**EXERCISE AIM:** Where a line in the listing below contains the word "from", copy that line.
### INFORMATION SHOWN ###
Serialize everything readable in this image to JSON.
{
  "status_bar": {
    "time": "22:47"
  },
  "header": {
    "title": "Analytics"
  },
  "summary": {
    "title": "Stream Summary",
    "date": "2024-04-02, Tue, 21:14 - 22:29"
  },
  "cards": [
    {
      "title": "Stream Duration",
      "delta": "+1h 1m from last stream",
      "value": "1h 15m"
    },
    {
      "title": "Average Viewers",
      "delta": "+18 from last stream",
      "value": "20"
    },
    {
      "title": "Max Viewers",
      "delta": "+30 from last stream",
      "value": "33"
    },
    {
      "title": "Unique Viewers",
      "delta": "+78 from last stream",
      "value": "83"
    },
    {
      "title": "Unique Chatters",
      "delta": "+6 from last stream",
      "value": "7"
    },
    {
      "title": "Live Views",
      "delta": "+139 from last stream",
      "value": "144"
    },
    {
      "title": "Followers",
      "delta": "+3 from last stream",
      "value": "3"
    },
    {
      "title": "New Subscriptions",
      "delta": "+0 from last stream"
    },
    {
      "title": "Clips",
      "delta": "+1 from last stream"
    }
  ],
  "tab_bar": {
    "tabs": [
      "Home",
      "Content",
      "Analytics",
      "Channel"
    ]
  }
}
###
**REPLY TO THE EXERCISE:**
      "delta": "+1h 1m from last stream",
      "delta": "+18 from last stream",
      "delta": "+30 from last stream",
      "delta": "+78 from last stream",
      "delta": "+6 from last stream",
      "delta": "+139 from last stream",
      "delta": "+3 from last stream",
      "delta": "+0 from last stream"
      "delta": "+1 from last stream"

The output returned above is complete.